*What to work on*
Search the data for the string "this" and extract every line where it appears.

· · ·

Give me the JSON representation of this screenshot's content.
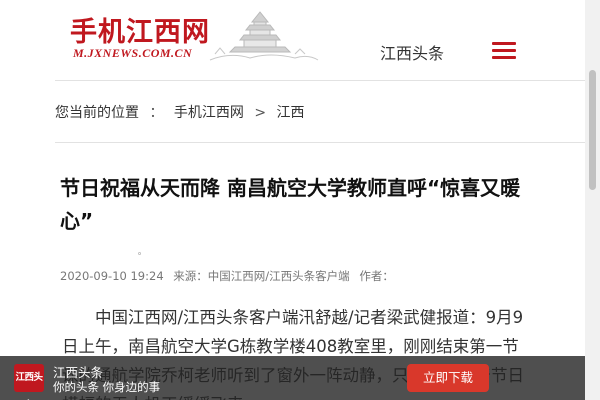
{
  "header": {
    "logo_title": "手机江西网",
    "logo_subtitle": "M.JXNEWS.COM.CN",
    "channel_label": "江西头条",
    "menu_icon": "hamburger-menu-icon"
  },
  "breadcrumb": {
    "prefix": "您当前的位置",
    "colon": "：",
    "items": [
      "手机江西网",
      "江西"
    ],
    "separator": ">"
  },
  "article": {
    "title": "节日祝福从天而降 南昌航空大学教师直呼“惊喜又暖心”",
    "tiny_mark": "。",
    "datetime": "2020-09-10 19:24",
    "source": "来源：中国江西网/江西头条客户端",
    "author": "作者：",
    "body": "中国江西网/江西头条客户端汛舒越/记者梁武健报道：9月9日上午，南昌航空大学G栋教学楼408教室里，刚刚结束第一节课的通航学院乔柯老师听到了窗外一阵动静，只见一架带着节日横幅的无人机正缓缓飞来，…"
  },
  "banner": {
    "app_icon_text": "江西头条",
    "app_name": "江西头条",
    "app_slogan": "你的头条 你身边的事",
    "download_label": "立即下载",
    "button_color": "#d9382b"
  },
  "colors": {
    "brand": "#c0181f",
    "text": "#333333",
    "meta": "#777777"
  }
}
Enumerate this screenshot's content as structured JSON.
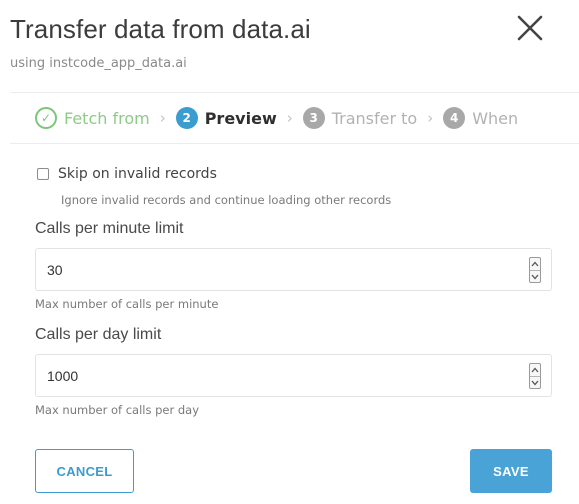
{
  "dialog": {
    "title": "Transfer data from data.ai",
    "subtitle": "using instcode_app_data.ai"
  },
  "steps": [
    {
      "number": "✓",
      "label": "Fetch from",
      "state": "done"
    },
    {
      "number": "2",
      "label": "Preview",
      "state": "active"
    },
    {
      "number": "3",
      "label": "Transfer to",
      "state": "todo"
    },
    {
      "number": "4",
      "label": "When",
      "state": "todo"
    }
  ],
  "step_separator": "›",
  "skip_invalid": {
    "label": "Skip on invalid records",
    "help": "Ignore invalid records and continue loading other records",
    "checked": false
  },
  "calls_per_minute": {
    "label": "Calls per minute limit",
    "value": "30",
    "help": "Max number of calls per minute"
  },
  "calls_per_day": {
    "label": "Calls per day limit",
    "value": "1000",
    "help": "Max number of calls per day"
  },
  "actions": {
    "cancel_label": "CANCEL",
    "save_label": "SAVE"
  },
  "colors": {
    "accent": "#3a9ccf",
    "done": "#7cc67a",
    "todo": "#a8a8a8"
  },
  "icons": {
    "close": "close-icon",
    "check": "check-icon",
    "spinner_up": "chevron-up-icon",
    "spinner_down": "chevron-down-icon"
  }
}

· · ·

*Written response*
Give me the JSON representation of this screenshot's content.
Enumerate this screenshot's content as structured JSON.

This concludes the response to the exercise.